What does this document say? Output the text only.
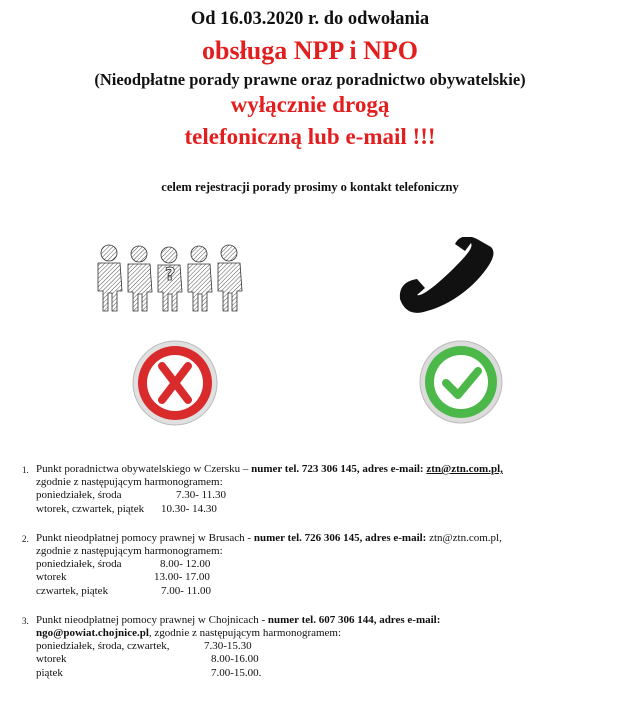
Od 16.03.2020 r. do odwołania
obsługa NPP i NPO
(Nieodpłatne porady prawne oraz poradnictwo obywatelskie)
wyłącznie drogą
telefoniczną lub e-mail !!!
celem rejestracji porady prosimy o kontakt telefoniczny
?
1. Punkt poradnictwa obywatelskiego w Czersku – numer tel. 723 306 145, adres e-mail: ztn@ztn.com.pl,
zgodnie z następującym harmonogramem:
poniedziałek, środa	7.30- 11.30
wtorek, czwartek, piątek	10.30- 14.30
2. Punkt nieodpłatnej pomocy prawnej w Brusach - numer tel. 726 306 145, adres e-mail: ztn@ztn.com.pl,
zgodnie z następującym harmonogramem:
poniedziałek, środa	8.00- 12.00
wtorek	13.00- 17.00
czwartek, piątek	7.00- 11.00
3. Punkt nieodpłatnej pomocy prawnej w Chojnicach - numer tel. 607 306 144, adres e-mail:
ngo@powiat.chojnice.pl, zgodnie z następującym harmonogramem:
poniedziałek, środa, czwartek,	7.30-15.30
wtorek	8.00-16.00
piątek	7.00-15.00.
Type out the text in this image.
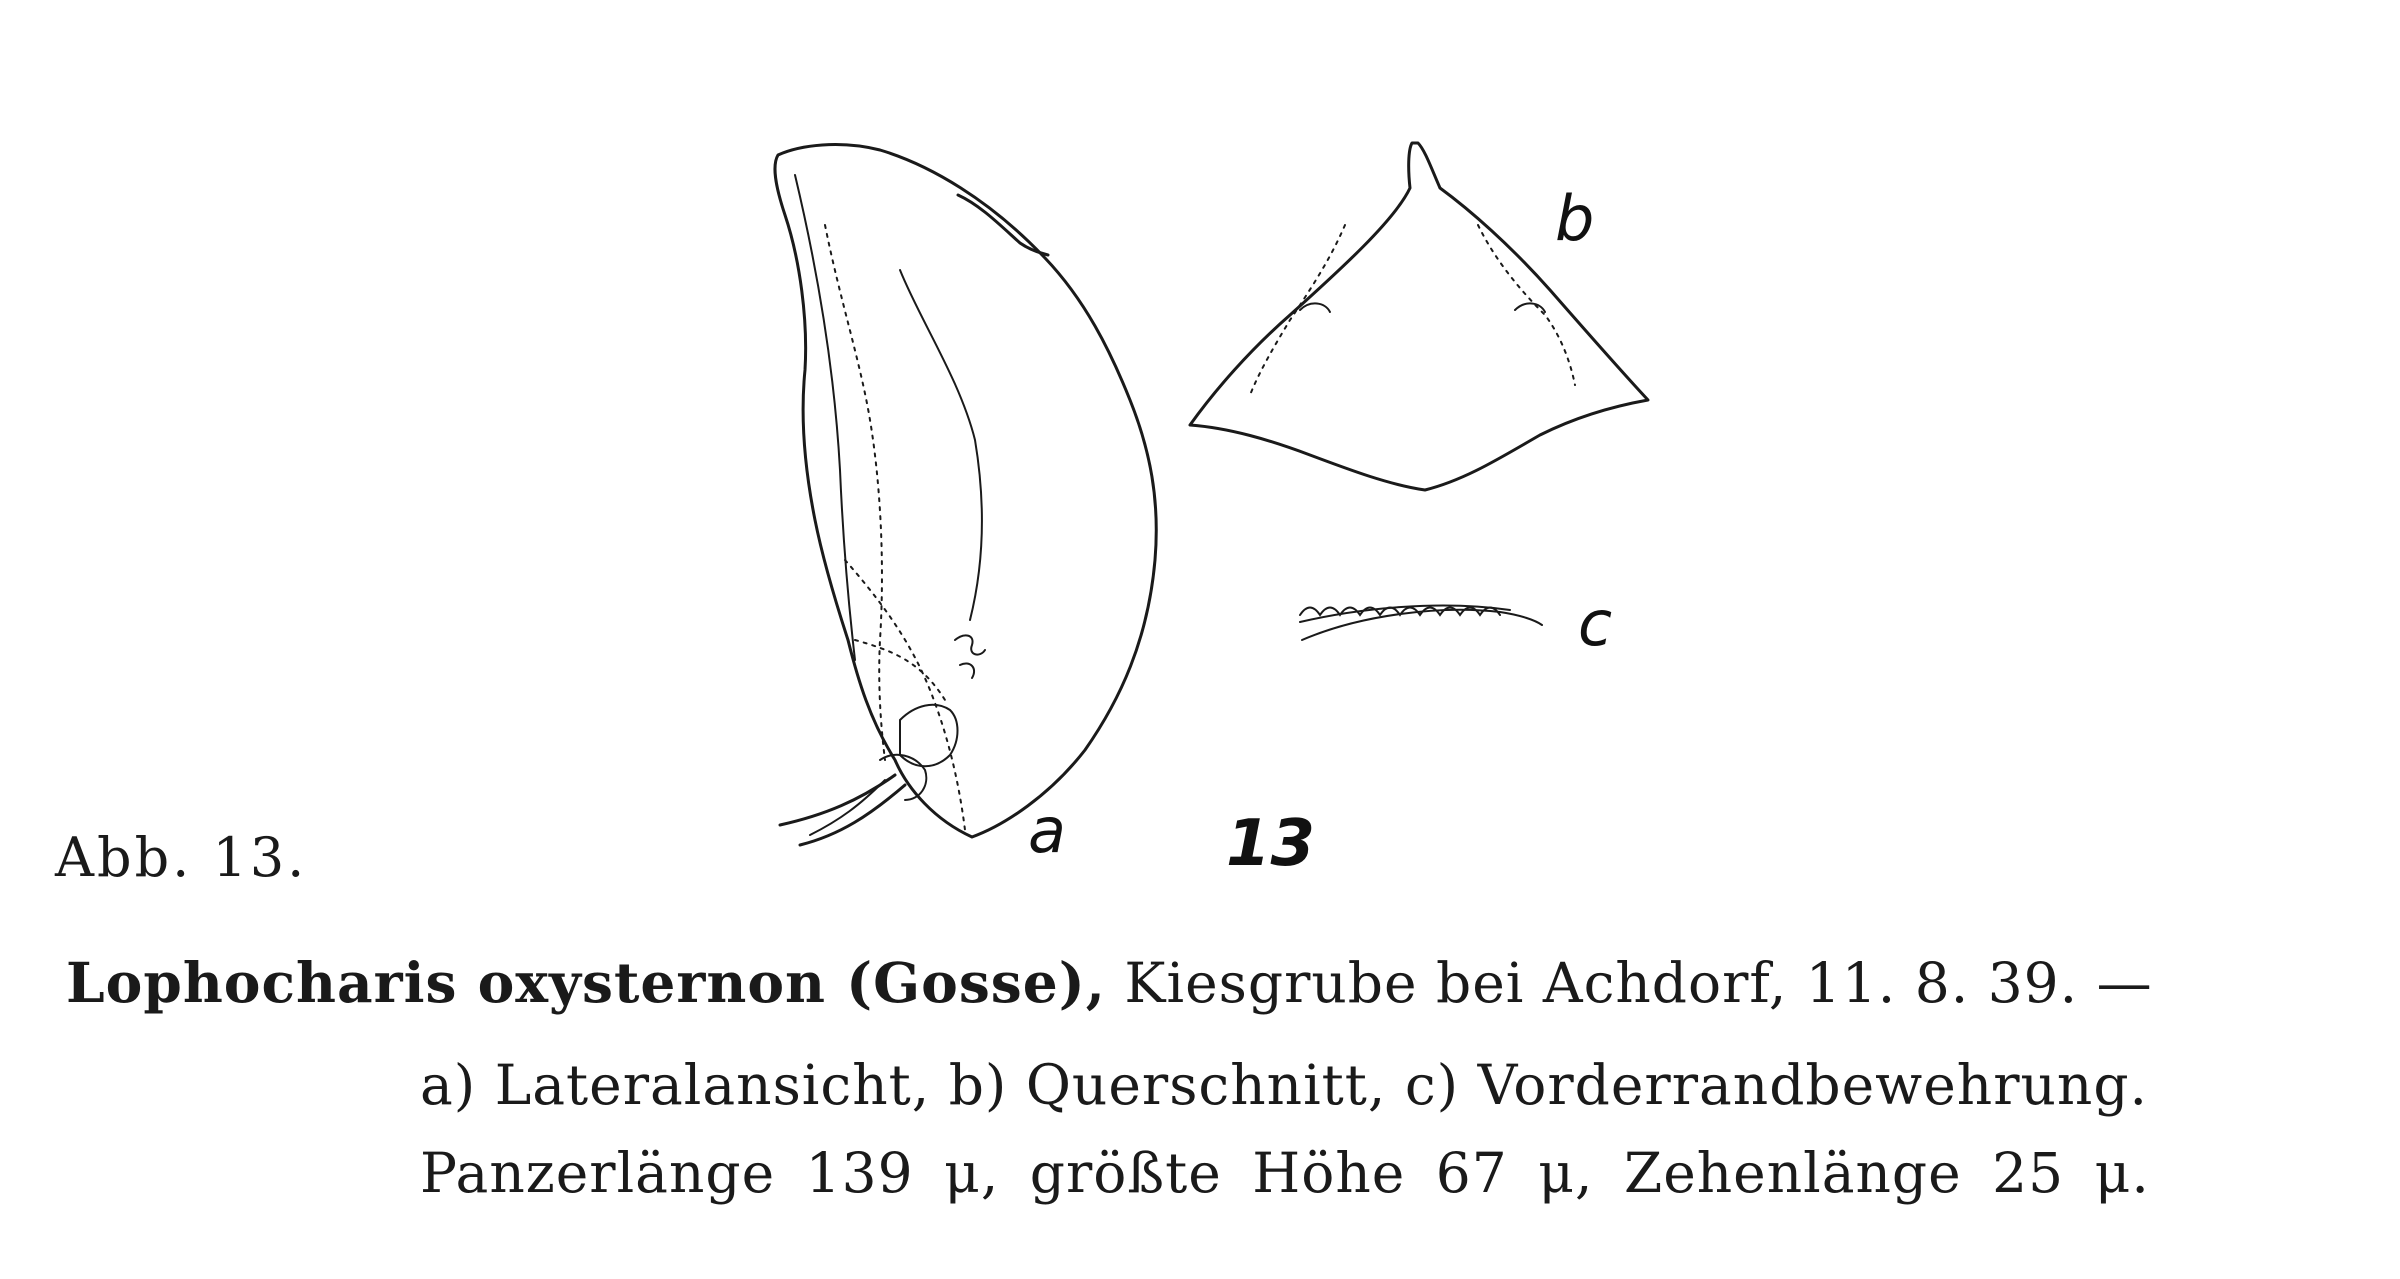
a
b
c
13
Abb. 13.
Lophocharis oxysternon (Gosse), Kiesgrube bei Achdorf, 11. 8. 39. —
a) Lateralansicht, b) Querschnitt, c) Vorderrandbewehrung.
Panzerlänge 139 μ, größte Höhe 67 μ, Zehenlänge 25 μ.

▬▬▬▬▬▬▬▬▬▬

■ **Short task**: All lines from the one containing "Type out the text in this image." through the end of the entries, both ends included, should be written out exactly, with no pictures.

■ **Response below**:
Type out the text in this image.
a
b
c
13
Abb. 13.
Lophocharis oxysternon (Gosse), Kiesgrube bei Achdorf, 11. 8. 39. —
a) Lateralansicht, b) Querschnitt, c) Vorderrandbewehrung.
Panzerlänge 139 μ, größte Höhe 67 μ, Zehenlänge 25 μ.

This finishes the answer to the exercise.